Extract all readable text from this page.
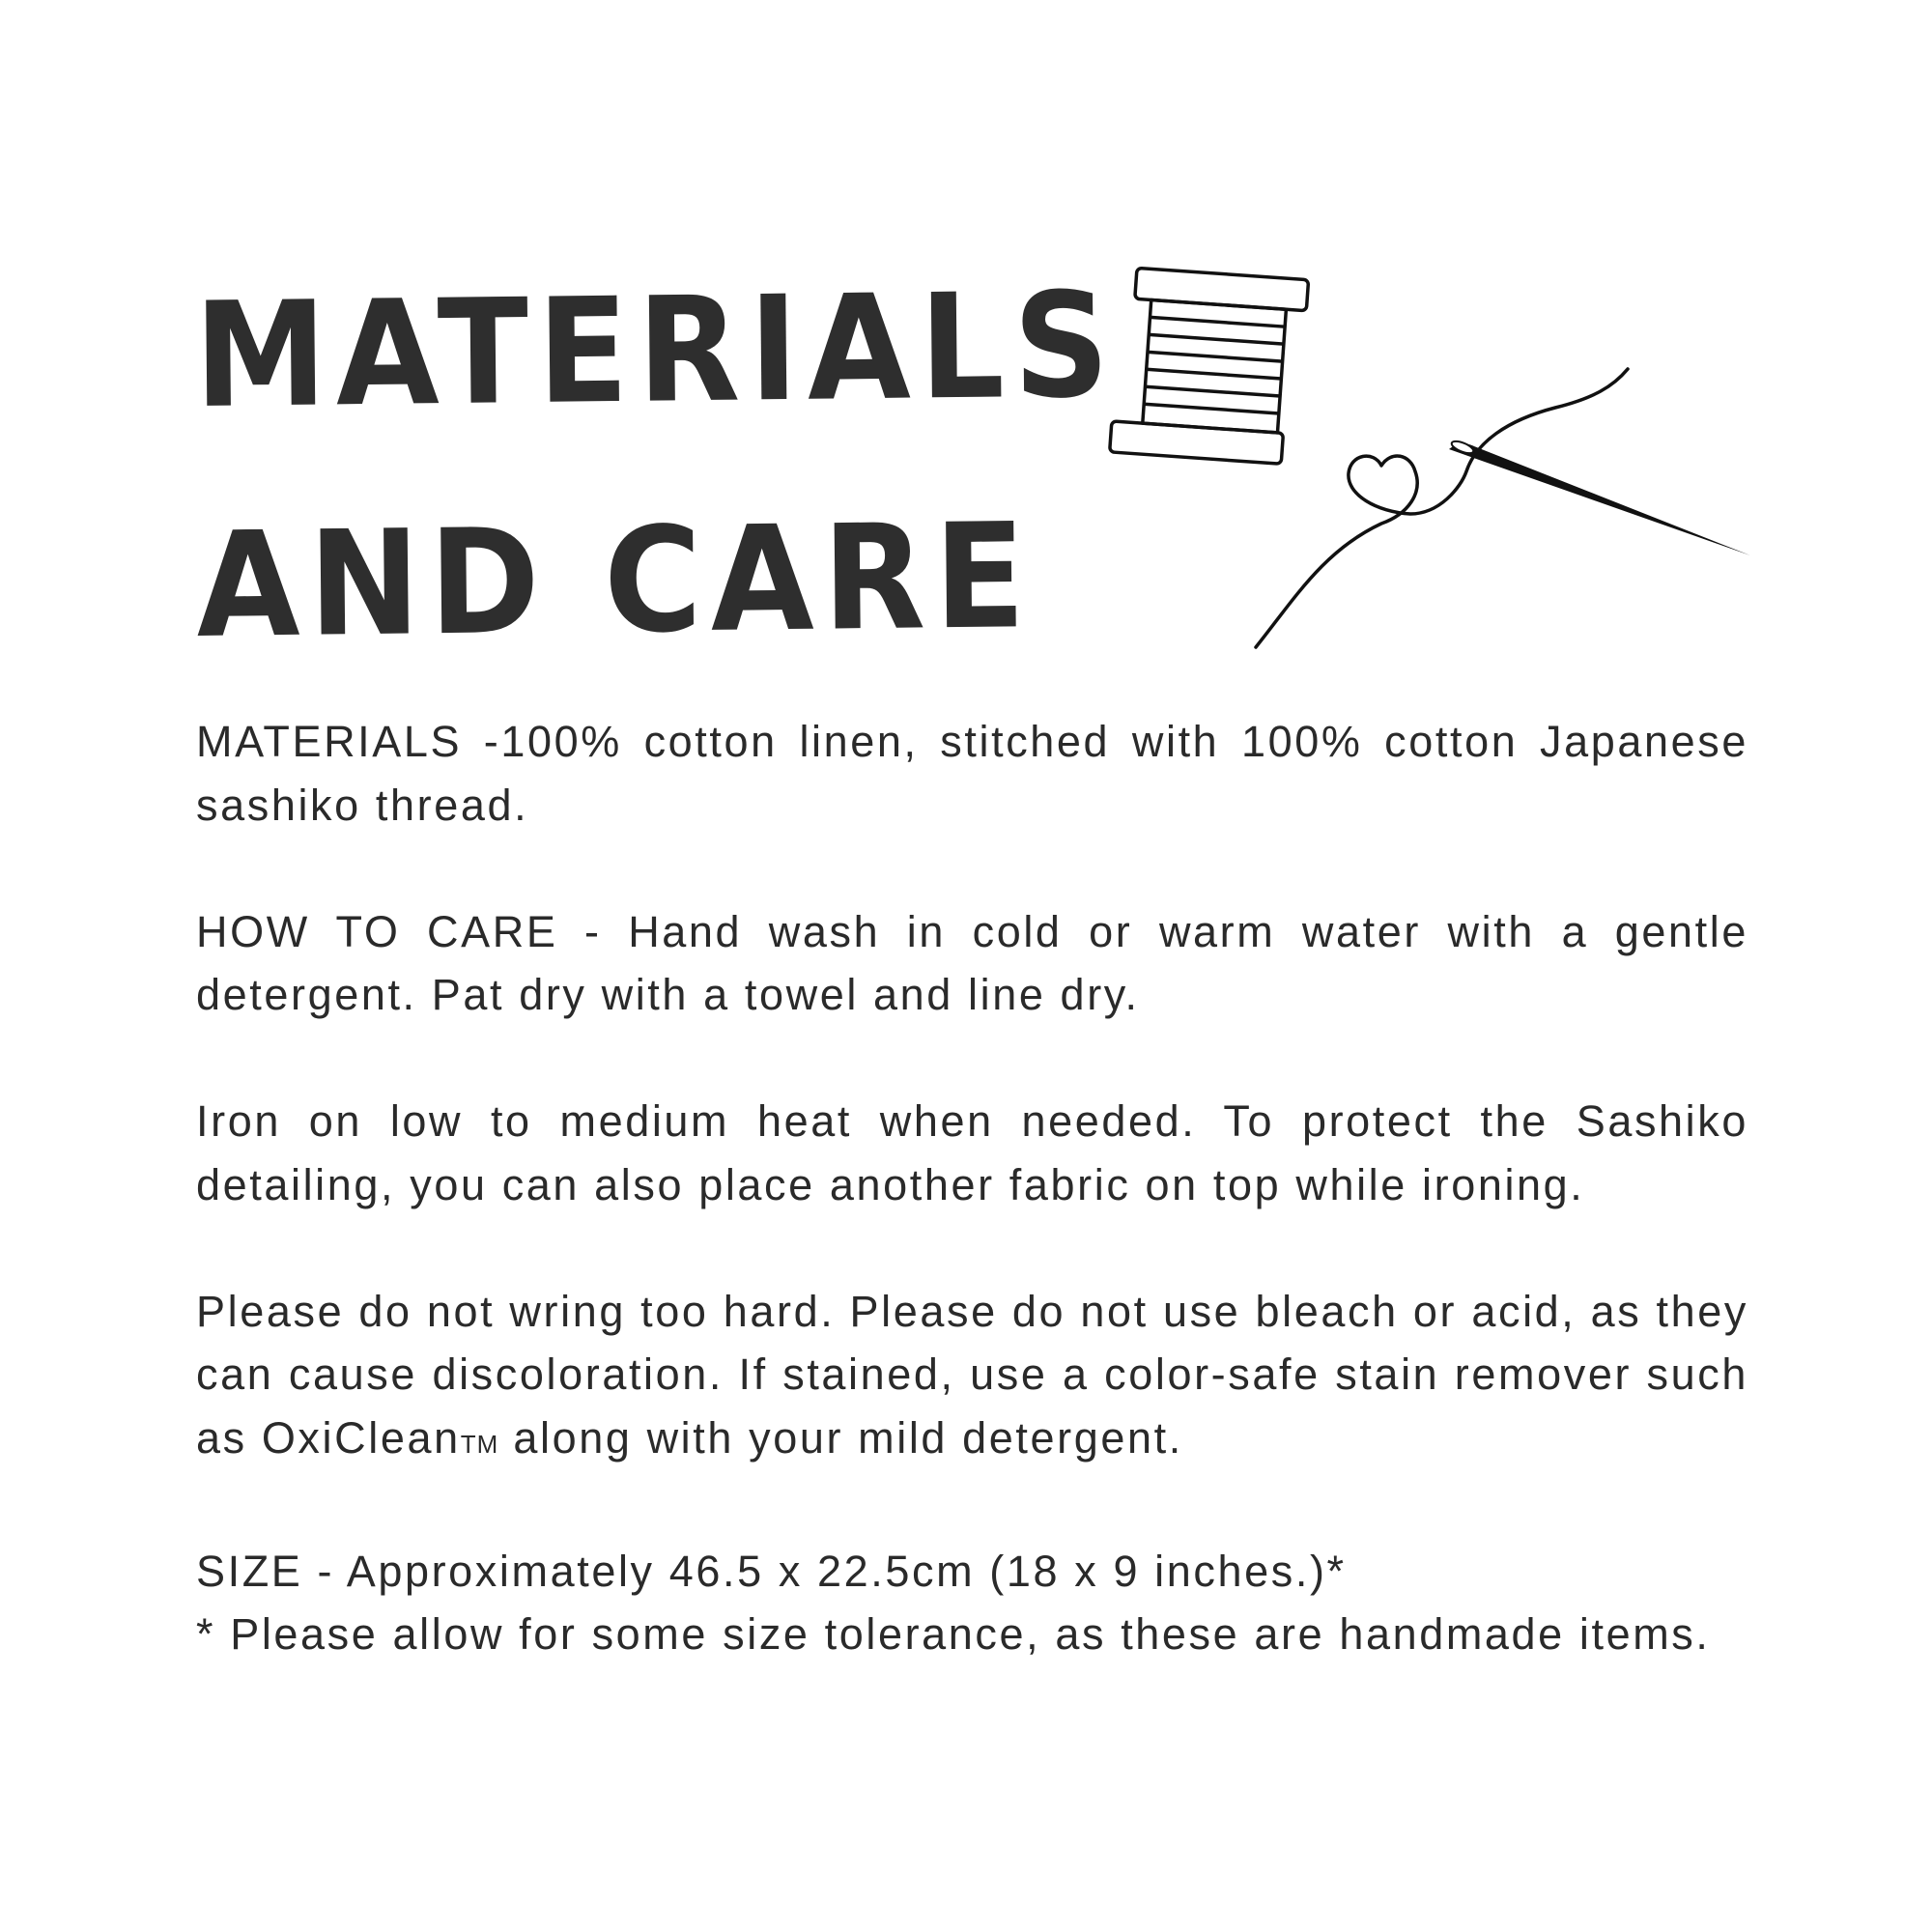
MATERIALS
AND CARE

MATERIALS -100% cotton linen, stitched with 100% cotton Japanese sashiko thread.

HOW TO CARE - Hand wash in cold or warm water with a gentle detergent. Pat dry with a towel and line dry.

Iron on low to medium heat when needed. To protect the Sashiko detailing, you can also place another fabric on top while ironing.

Please do not wring too hard. Please do not use bleach or acid, as they can cause discoloration. If stained, use a color-safe stain remover such as OxiCleanTM along with your mild detergent.

SIZE - Approximately 46.5 x 22.5cm (18 x 9 inches.)*
* Please allow for some size tolerance, as these are handmade items.
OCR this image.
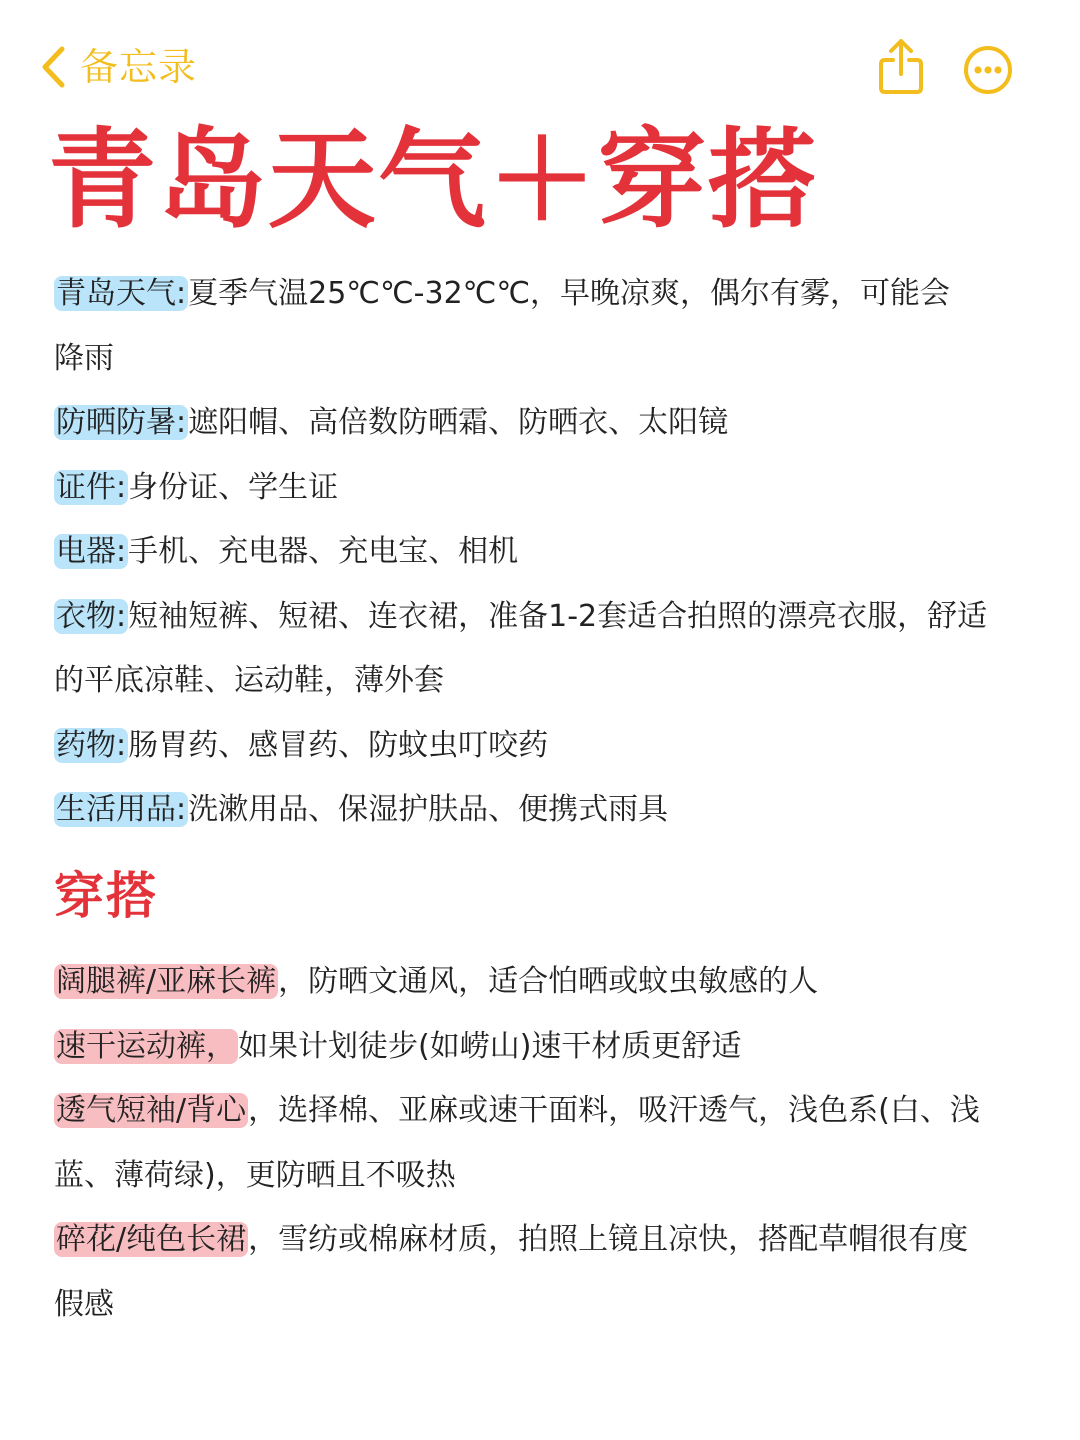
备忘录
青岛天气＋穿搭
青岛天气:夏季气温25℃℃-32℃℃，早晚凉爽，偶尔有雾，可能会
降雨
防晒防暑:遮阳帽、高倍数防晒霜、防晒衣、太阳镜
证件:身份证、学生证
电器:手机、充电器、充电宝、相机
衣物:短袖短裤、短裙、连衣裙，准备1-2套适合拍照的漂亮衣服，舒适
的平底凉鞋、运动鞋，薄外套
药物:肠胃药、感冒药、防蚊虫叮咬药
生活用品:洗漱用品、保湿护肤品、便携式雨具
穿搭
阔腿裤/亚麻长裤，防晒文通风，适合怕晒或蚊虫敏感的人
速干运动裤，如果计划徒步(如崂山)速干材质更舒适
透气短袖/背心，选择棉、亚麻或速干面料，吸汗透气，浅色系(白、浅
蓝、薄荷绿)，更防晒且不吸热
碎花/纯色长裙，雪纺或棉麻材质，拍照上镜且凉快，搭配草帽很有度
假感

▬▬▬▬▬▬▬▬▬▬

Brief
Transcribe every line from the records above without alteration, and leave out the images.

Answer to the problem
Extract all readable text from this page.
MATERIALS
AND CARE

MATERIALS -100% cotton linen, stitched with 100% cotton Japanese sashiko thread.

HOW TO CARE - Hand wash in cold or warm water with a gentle detergent. Pat dry with a towel and line dry.

Iron on low to medium heat when needed. To protect the Sashiko detailing, you can also place another fabric on top while ironing.

Please do not wring too hard. Please do not use bleach or acid, as they can cause discoloration. If stained, use a color-safe stain remover such as OxiCleanTM along with your mild detergent.

SIZE - Approximately 46.5 x 22.5cm (18 x 9 inches.)*
* Please allow for some size tolerance, as these are handmade items.
OCR this image.
备忘录
青岛天气＋穿搭
青岛天气:夏季气温25℃℃-32℃℃，早晚凉爽，偶尔有雾，可能会
降雨
防晒防暑:遮阳帽、高倍数防晒霜、防晒衣、太阳镜
证件:身份证、学生证
电器:手机、充电器、充电宝、相机
衣物:短袖短裤、短裙、连衣裙，准备1-2套适合拍照的漂亮衣服，舒适
的平底凉鞋、运动鞋，薄外套
药物:肠胃药、感冒药、防蚊虫叮咬药
生活用品:洗漱用品、保湿护肤品、便携式雨具
穿搭
阔腿裤/亚麻长裤，防晒文通风，适合怕晒或蚊虫敏感的人
速干运动裤，如果计划徒步(如崂山)速干材质更舒适
透气短袖/背心，选择棉、亚麻或速干面料，吸汗透气，浅色系(白、浅
蓝、薄荷绿)，更防晒且不吸热
碎花/纯色长裙，雪纺或棉麻材质，拍照上镜且凉快，搭配草帽很有度
假感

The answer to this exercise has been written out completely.